Exercise objective:
Will you transcribe all the entries word for word, skipping the pictures they hold?

***** Records for this exercise *****

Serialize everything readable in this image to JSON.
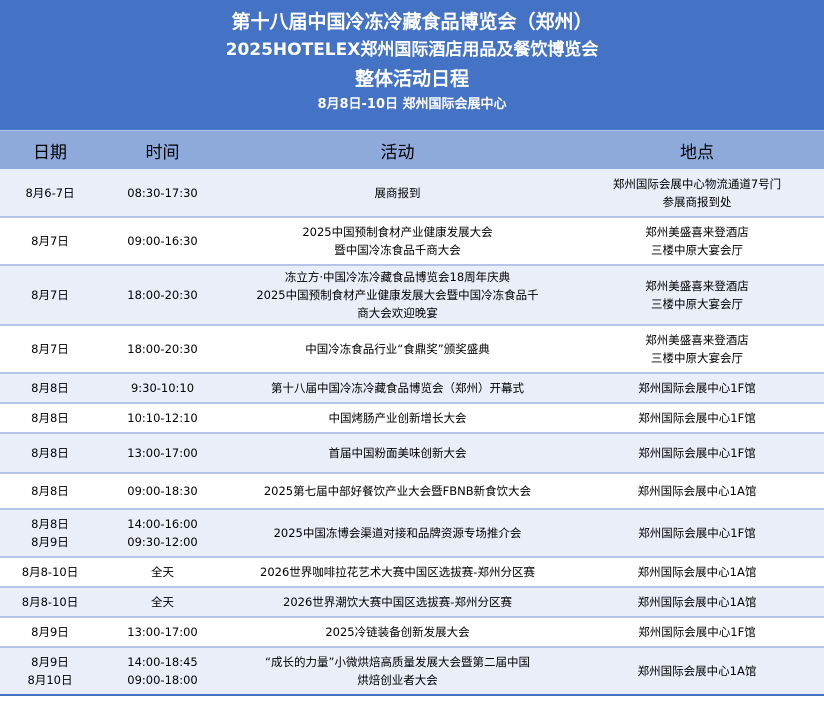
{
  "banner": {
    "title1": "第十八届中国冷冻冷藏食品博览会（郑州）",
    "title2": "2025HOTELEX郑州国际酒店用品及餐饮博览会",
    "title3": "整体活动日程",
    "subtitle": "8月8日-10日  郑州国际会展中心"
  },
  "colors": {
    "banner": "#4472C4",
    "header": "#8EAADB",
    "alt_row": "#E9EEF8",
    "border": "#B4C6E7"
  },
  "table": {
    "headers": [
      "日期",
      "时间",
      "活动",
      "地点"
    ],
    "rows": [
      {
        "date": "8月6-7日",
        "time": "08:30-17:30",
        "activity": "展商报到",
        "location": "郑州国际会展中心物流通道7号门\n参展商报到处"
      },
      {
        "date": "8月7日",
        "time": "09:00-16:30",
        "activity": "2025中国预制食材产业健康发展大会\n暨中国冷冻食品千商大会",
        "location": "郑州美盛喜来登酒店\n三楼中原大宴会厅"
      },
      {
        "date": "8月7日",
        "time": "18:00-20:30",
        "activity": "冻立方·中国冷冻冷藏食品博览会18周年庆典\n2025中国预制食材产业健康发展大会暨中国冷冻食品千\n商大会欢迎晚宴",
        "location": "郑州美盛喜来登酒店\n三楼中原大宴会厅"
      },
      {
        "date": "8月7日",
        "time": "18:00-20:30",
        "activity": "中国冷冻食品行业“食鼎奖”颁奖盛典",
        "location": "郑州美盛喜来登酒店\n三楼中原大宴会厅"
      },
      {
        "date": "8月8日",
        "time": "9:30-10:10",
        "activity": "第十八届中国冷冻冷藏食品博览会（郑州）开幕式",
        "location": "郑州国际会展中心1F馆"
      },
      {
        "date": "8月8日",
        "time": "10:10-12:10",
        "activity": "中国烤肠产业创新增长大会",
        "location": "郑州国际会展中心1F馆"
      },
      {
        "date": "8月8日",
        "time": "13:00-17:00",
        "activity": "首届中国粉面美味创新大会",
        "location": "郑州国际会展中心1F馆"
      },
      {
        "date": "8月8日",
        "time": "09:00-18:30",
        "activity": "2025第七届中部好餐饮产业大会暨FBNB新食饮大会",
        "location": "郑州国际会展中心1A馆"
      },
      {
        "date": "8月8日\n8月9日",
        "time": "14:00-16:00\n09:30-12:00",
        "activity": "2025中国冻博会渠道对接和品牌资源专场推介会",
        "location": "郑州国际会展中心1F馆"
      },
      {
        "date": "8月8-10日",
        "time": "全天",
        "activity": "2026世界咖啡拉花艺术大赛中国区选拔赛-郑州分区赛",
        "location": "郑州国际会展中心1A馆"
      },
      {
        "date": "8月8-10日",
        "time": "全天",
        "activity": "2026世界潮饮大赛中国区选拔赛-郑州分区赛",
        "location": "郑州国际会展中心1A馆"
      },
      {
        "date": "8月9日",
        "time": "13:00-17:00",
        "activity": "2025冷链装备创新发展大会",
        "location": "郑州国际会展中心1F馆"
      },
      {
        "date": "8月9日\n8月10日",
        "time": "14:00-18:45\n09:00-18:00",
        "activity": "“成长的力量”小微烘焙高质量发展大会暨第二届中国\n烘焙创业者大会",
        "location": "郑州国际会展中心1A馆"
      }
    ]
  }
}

*****

Task solution:
Serialize everything readable in this image to JSON.
{
  "banner": {
    "title1": "第十八届中国冷冻冷藏食品博览会（郑州）",
    "title2": "2025HOTELEX郑州国际酒店用品及餐饮博览会",
    "title3": "整体活动日程",
    "subtitle": "8月8日-10日  郑州国际会展中心"
  },
  "colors": {
    "banner": "#4472C4",
    "header": "#8EAADB",
    "alt_row": "#E9EEF8",
    "border": "#B4C6E7"
  },
  "table": {
    "headers": [
      "日期",
      "时间",
      "活动",
      "地点"
    ],
    "rows": [
      {
        "date": "8月6-7日",
        "time": "08:30-17:30",
        "activity": "展商报到",
        "location": "郑州国际会展中心物流通道7号门\n参展商报到处"
      },
      {
        "date": "8月7日",
        "time": "09:00-16:30",
        "activity": "2025中国预制食材产业健康发展大会\n暨中国冷冻食品千商大会",
        "location": "郑州美盛喜来登酒店\n三楼中原大宴会厅"
      },
      {
        "date": "8月7日",
        "time": "18:00-20:30",
        "activity": "冻立方·中国冷冻冷藏食品博览会18周年庆典\n2025中国预制食材产业健康发展大会暨中国冷冻食品千\n商大会欢迎晚宴",
        "location": "郑州美盛喜来登酒店\n三楼中原大宴会厅"
      },
      {
        "date": "8月7日",
        "time": "18:00-20:30",
        "activity": "中国冷冻食品行业“食鼎奖”颁奖盛典",
        "location": "郑州美盛喜来登酒店\n三楼中原大宴会厅"
      },
      {
        "date": "8月8日",
        "time": "9:30-10:10",
        "activity": "第十八届中国冷冻冷藏食品博览会（郑州）开幕式",
        "location": "郑州国际会展中心1F馆"
      },
      {
        "date": "8月8日",
        "time": "10:10-12:10",
        "activity": "中国烤肠产业创新增长大会",
        "location": "郑州国际会展中心1F馆"
      },
      {
        "date": "8月8日",
        "time": "13:00-17:00",
        "activity": "首届中国粉面美味创新大会",
        "location": "郑州国际会展中心1F馆"
      },
      {
        "date": "8月8日",
        "time": "09:00-18:30",
        "activity": "2025第七届中部好餐饮产业大会暨FBNB新食饮大会",
        "location": "郑州国际会展中心1A馆"
      },
      {
        "date": "8月8日\n8月9日",
        "time": "14:00-16:00\n09:30-12:00",
        "activity": "2025中国冻博会渠道对接和品牌资源专场推介会",
        "location": "郑州国际会展中心1F馆"
      },
      {
        "date": "8月8-10日",
        "time": "全天",
        "activity": "2026世界咖啡拉花艺术大赛中国区选拔赛-郑州分区赛",
        "location": "郑州国际会展中心1A馆"
      },
      {
        "date": "8月8-10日",
        "time": "全天",
        "activity": "2026世界潮饮大赛中国区选拔赛-郑州分区赛",
        "location": "郑州国际会展中心1A馆"
      },
      {
        "date": "8月9日",
        "time": "13:00-17:00",
        "activity": "2025冷链装备创新发展大会",
        "location": "郑州国际会展中心1F馆"
      },
      {
        "date": "8月9日\n8月10日",
        "time": "14:00-18:45\n09:00-18:00",
        "activity": "“成长的力量”小微烘焙高质量发展大会暨第二届中国\n烘焙创业者大会",
        "location": "郑州国际会展中心1A馆"
      }
    ]
  }
}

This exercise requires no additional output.